- **Task requirements**
Write out all of the data without omission, exactly as shown.

- **Exercise material**
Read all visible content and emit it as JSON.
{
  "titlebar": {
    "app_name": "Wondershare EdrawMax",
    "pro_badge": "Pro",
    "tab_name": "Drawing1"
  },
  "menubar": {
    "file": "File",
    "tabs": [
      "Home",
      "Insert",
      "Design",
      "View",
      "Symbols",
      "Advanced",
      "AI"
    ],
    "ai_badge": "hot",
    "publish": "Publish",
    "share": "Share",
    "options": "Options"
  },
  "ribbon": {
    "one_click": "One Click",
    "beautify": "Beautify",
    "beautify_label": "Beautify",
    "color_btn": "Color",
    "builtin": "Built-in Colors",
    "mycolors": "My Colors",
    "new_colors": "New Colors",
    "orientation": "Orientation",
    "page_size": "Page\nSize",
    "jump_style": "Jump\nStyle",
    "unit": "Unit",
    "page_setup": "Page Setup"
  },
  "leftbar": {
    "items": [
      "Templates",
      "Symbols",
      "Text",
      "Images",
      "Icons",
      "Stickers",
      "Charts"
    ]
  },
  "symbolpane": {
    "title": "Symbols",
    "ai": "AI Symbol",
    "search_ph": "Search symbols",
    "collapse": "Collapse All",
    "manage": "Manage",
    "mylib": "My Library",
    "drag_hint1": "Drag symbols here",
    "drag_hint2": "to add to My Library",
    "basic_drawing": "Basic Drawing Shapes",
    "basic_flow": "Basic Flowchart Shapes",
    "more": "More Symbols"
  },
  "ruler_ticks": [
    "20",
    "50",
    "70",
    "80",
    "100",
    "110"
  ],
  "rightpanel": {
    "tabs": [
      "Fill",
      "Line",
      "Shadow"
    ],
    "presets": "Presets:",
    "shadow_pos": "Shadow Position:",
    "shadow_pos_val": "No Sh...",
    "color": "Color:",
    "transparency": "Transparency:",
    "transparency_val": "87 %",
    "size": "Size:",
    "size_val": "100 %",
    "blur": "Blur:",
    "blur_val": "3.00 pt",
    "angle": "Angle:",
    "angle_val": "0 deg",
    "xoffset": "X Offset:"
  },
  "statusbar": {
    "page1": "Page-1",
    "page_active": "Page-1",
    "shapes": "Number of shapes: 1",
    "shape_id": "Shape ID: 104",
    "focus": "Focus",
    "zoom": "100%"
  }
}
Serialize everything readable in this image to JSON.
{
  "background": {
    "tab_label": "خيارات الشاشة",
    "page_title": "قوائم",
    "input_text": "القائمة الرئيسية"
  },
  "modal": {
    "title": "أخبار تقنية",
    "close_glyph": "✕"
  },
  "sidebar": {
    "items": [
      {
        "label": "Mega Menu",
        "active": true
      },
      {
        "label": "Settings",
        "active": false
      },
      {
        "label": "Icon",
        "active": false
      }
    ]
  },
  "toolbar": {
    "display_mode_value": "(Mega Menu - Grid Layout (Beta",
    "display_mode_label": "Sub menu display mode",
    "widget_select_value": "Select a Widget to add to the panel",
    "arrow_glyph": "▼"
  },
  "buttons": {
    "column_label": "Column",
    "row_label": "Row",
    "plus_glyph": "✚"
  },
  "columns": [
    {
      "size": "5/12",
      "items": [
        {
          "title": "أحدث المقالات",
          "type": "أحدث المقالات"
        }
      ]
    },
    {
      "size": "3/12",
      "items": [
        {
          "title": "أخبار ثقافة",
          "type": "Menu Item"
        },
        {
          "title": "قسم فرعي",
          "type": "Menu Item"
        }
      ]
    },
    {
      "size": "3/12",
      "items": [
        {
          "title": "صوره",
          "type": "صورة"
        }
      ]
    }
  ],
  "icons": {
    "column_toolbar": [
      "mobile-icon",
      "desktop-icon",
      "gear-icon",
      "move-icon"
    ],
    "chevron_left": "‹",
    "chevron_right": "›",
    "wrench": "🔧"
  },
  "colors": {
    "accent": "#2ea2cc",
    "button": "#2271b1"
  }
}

- **Exercise output**
Read all visible content and emit it as JSON.
{
  "titlebar": {
    "app_name": "Wondershare EdrawMax",
    "pro_badge": "Pro",
    "tab_name": "Drawing1"
  },
  "menubar": {
    "file": "File",
    "tabs": [
      "Home",
      "Insert",
      "Design",
      "View",
      "Symbols",
      "Advanced",
      "AI"
    ],
    "ai_badge": "hot",
    "publish": "Publish",
    "share": "Share",
    "options": "Options"
  },
  "ribbon": {
    "one_click": "One Click",
    "beautify": "Beautify",
    "beautify_label": "Beautify",
    "color_btn": "Color",
    "builtin": "Built-in Colors",
    "mycolors": "My Colors",
    "new_colors": "New Colors",
    "orientation": "Orientation",
    "page_size": "Page\nSize",
    "jump_style": "Jump\nStyle",
    "unit": "Unit",
    "page_setup": "Page Setup"
  },
  "leftbar": {
    "items": [
      "Templates",
      "Symbols",
      "Text",
      "Images",
      "Icons",
      "Stickers",
      "Charts"
    ]
  },
  "symbolpane": {
    "title": "Symbols",
    "ai": "AI Symbol",
    "search_ph": "Search symbols",
    "collapse": "Collapse All",
    "manage": "Manage",
    "mylib": "My Library",
    "drag_hint1": "Drag symbols here",
    "drag_hint2": "to add to My Library",
    "basic_drawing": "Basic Drawing Shapes",
    "basic_flow": "Basic Flowchart Shapes",
    "more": "More Symbols"
  },
  "ruler_ticks": [
    "20",
    "50",
    "70",
    "80",
    "100",
    "110"
  ],
  "rightpanel": {
    "tabs": [
      "Fill",
      "Line",
      "Shadow"
    ],
    "presets": "Presets:",
    "shadow_pos": "Shadow Position:",
    "shadow_pos_val": "No Sh...",
    "color": "Color:",
    "transparency": "Transparency:",
    "transparency_val": "87 %",
    "size": "Size:",
    "size_val": "100 %",
    "blur": "Blur:",
    "blur_val": "3.00 pt",
    "angle": "Angle:",
    "angle_val": "0 deg",
    "xoffset": "X Offset:"
  },
  "statusbar": {
    "page1": "Page-1",
    "page_active": "Page-1",
    "shapes": "Number of shapes: 1",
    "shape_id": "Shape ID: 104",
    "focus": "Focus",
    "zoom": "100%"
  }
}
Serialize everything readable in this image to JSON.
{
  "background": {
    "tab_label": "خيارات الشاشة",
    "page_title": "قوائم",
    "input_text": "القائمة الرئيسية"
  },
  "modal": {
    "title": "أخبار تقنية",
    "close_glyph": "✕"
  },
  "sidebar": {
    "items": [
      {
        "label": "Mega Menu",
        "active": true
      },
      {
        "label": "Settings",
        "active": false
      },
      {
        "label": "Icon",
        "active": false
      }
    ]
  },
  "toolbar": {
    "display_mode_value": "(Mega Menu - Grid Layout (Beta",
    "display_mode_label": "Sub menu display mode",
    "widget_select_value": "Select a Widget to add to the panel",
    "arrow_glyph": "▼"
  },
  "buttons": {
    "column_label": "Column",
    "row_label": "Row",
    "plus_glyph": "✚"
  },
  "columns": [
    {
      "size": "5/12",
      "items": [
        {
          "title": "أحدث المقالات",
          "type": "أحدث المقالات"
        }
      ]
    },
    {
      "size": "3/12",
      "items": [
        {
          "title": "أخبار ثقافة",
          "type": "Menu Item"
        },
        {
          "title": "قسم فرعي",
          "type": "Menu Item"
        }
      ]
    },
    {
      "size": "3/12",
      "items": [
        {
          "title": "صوره",
          "type": "صورة"
        }
      ]
    }
  ],
  "icons": {
    "column_toolbar": [
      "mobile-icon",
      "desktop-icon",
      "gear-icon",
      "move-icon"
    ],
    "chevron_left": "‹",
    "chevron_right": "›",
    "wrench": "🔧"
  },
  "colors": {
    "accent": "#2ea2cc",
    "button": "#2271b1"
  }
}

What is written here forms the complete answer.